Supplied material:
#####
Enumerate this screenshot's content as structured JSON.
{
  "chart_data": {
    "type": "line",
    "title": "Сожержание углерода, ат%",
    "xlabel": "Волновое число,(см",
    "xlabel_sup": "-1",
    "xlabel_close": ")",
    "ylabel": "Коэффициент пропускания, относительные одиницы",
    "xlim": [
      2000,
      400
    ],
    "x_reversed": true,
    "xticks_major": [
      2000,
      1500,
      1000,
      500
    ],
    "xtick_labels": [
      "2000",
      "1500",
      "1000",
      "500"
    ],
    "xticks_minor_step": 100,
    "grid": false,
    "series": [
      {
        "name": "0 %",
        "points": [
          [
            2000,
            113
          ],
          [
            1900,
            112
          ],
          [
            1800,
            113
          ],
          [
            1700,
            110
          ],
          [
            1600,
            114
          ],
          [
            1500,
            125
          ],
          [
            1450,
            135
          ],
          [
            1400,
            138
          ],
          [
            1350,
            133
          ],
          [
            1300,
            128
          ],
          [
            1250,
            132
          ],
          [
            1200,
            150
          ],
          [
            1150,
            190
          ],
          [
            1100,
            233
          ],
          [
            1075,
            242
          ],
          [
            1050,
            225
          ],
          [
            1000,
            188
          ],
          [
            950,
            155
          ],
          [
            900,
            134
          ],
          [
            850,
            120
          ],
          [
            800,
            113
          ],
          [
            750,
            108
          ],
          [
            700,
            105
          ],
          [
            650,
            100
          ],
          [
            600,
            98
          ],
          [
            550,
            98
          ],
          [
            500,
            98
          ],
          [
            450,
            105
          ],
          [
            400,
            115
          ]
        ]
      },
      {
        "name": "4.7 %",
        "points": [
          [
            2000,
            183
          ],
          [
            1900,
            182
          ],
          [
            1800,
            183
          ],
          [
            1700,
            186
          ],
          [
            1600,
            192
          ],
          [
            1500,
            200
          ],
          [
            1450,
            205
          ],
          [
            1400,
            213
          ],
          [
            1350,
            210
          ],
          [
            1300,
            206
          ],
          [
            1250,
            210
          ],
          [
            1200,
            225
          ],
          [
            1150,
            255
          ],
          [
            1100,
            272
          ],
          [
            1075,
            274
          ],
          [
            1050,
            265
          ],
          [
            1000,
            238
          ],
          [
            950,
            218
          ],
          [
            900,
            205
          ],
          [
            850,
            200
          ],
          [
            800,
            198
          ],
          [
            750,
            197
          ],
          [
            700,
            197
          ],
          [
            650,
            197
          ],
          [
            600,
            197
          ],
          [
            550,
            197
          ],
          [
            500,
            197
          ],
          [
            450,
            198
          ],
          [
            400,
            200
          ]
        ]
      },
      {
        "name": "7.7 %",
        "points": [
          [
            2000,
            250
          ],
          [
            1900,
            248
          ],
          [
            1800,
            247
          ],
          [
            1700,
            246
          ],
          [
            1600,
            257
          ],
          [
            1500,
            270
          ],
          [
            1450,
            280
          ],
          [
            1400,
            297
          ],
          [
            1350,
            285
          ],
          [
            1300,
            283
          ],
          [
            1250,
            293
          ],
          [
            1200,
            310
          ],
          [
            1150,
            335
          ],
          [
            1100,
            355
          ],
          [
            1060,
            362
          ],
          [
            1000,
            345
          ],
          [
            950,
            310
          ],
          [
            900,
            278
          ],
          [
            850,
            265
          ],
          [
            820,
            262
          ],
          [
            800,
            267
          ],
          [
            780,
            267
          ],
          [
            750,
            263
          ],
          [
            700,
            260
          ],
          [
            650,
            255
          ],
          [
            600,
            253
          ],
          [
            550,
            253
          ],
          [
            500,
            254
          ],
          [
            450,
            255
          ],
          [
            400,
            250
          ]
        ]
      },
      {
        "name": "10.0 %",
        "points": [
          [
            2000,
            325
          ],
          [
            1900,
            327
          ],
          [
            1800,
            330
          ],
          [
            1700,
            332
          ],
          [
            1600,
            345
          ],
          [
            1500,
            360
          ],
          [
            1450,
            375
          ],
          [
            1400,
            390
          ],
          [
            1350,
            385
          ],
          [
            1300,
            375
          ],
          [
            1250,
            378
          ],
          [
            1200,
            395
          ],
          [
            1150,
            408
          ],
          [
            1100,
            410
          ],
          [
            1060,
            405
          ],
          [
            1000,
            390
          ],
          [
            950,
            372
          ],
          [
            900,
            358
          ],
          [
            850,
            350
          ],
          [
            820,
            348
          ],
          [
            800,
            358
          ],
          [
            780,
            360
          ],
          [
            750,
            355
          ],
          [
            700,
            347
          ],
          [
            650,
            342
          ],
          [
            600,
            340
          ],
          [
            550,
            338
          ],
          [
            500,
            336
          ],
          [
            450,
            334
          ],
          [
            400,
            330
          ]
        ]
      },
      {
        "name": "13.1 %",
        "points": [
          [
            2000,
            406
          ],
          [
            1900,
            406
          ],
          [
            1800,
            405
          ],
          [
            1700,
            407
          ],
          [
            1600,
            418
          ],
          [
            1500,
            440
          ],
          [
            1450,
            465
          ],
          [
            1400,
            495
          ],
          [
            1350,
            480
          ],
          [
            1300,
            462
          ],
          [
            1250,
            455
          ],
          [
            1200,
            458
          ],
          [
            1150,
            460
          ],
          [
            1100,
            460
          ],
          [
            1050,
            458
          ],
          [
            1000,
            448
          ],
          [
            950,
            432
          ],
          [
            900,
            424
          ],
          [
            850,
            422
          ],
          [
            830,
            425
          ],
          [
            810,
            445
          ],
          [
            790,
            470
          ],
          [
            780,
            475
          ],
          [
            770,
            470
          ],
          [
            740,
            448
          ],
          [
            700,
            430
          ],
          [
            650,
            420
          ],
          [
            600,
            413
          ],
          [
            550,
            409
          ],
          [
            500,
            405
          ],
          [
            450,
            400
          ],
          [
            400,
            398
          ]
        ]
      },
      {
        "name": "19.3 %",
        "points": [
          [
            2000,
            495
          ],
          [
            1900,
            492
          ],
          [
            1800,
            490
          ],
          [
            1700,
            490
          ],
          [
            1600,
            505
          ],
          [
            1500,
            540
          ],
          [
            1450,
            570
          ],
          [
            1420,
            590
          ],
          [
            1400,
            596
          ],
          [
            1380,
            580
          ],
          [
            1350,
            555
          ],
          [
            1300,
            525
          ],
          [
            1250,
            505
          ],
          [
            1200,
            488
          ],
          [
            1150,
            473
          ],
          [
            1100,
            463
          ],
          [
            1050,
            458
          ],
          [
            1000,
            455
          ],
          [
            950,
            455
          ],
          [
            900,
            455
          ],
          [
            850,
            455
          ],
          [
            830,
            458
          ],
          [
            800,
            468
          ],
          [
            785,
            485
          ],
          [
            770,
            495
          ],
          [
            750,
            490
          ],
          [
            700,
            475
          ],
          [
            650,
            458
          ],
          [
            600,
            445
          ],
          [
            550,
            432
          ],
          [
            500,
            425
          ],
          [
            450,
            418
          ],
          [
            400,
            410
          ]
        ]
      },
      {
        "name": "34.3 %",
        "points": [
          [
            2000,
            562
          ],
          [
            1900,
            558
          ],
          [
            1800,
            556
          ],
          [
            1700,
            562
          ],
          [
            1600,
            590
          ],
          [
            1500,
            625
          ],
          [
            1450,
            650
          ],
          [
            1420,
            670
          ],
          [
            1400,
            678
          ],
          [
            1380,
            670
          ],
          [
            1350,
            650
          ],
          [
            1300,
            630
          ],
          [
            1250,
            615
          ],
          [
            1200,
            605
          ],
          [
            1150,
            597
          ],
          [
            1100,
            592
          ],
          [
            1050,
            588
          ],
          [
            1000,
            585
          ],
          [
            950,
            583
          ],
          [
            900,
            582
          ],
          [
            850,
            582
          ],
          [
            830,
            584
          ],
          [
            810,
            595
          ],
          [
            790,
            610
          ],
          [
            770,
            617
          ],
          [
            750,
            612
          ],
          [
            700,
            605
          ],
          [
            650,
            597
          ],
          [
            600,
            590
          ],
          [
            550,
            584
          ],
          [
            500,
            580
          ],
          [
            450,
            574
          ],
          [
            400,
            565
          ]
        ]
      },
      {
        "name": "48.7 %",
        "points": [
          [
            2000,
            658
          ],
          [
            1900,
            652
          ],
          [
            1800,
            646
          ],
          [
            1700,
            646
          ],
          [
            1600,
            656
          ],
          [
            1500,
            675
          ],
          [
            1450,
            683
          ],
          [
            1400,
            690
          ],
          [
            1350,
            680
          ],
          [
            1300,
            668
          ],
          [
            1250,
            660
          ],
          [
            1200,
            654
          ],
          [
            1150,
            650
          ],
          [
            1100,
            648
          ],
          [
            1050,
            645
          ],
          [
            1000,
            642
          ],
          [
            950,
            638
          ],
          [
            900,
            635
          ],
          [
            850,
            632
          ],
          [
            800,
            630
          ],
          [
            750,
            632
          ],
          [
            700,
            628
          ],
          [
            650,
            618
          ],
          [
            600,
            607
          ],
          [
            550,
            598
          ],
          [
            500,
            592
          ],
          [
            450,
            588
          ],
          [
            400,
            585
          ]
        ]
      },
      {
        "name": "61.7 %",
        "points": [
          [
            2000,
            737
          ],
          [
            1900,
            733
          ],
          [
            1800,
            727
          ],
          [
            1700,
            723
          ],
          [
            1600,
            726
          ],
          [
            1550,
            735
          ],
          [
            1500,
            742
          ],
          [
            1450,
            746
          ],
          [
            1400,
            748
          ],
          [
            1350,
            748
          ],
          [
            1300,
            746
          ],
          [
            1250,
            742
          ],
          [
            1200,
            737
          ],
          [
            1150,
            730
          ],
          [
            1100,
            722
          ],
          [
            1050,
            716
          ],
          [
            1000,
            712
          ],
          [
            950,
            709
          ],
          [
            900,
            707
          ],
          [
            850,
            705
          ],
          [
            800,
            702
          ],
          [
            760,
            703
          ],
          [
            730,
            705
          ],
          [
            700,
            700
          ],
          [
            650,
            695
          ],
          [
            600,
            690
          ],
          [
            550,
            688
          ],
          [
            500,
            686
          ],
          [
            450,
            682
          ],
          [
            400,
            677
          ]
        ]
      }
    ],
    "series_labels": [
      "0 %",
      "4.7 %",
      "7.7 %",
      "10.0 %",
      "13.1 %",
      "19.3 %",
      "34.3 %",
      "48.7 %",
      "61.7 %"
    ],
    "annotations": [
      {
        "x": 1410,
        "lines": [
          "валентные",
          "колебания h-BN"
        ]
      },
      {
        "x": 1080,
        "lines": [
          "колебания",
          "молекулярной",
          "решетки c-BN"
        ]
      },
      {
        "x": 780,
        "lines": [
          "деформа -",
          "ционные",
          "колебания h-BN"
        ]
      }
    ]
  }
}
#####
Task details: Wherever a line in the data above holds "name", copy that line.

Finished task:
        "name": "0 %",
        "name": "4.7 %",
        "name": "7.7 %",
        "name": "10.0 %",
        "name": "13.1 %",
        "name": "19.3 %",
        "name": "34.3 %",
        "name": "48.7 %",
        "name": "61.7 %",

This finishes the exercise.